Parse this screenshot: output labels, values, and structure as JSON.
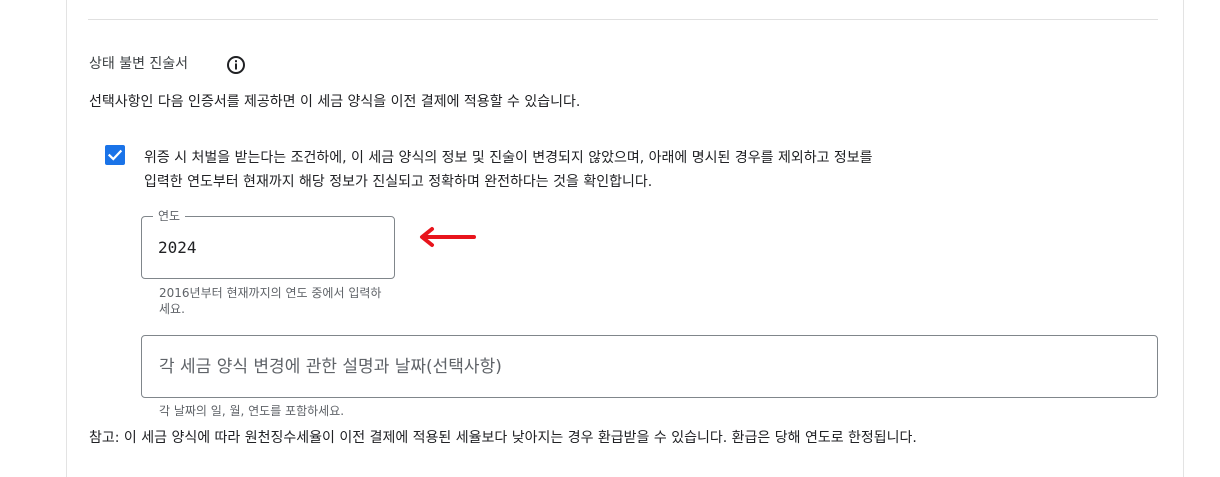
{
  "section": {
    "title": "상태 불변 진술서",
    "description": "선택사항인 다음 인증서를 제공하면 이 세금 양식을 이전 결제에 적용할 수 있습니다.",
    "info_icon": "info-icon"
  },
  "certification": {
    "checked": true,
    "line1": "위증 시 처벌을 받는다는 조건하에, 이 세금 양식의 정보 및 진술이 변경되지 않았으며, 아래에 명시된 경우를 제외하고 정보를",
    "line2": "입력한 연도부터 현재까지 해당 정보가 진실되고 정확하며 완전하다는 것을 확인합니다."
  },
  "year_field": {
    "label": "연도",
    "value": "2024",
    "hint": "2016년부터 현재까지의 연도 중에서 입력하세요."
  },
  "change_field": {
    "placeholder": "각 세금 양식 변경에 관한 설명과 날짜(선택사항)",
    "hint": "각 날짜의 일, 월, 연도를 포함하세요."
  },
  "note": "참고: 이 세금 양식에 따라 원천징수세율이 이전 결제에 적용된 세율보다 낮아지는 경우 환급받을 수 있습니다. 환급은 당해 연도로 한정됩니다.",
  "colors": {
    "accent": "#1a73e8",
    "annotation_arrow": "#e8141c"
  }
}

* What you should do *
Scan the material above for the string "있습니다" and report each line where you find it.

* Answer in full *
    "description": "선택사항인 다음 인증서를 제공하면 이 세금 양식을 이전 결제에 적용할 수 있습니다.",
  "note": "참고: 이 세금 양식에 따라 원천징수세율이 이전 결제에 적용된 세율보다 낮아지는 경우 환급받을 수 있습니다. 환급은 당해 연도로 한정됩니다.",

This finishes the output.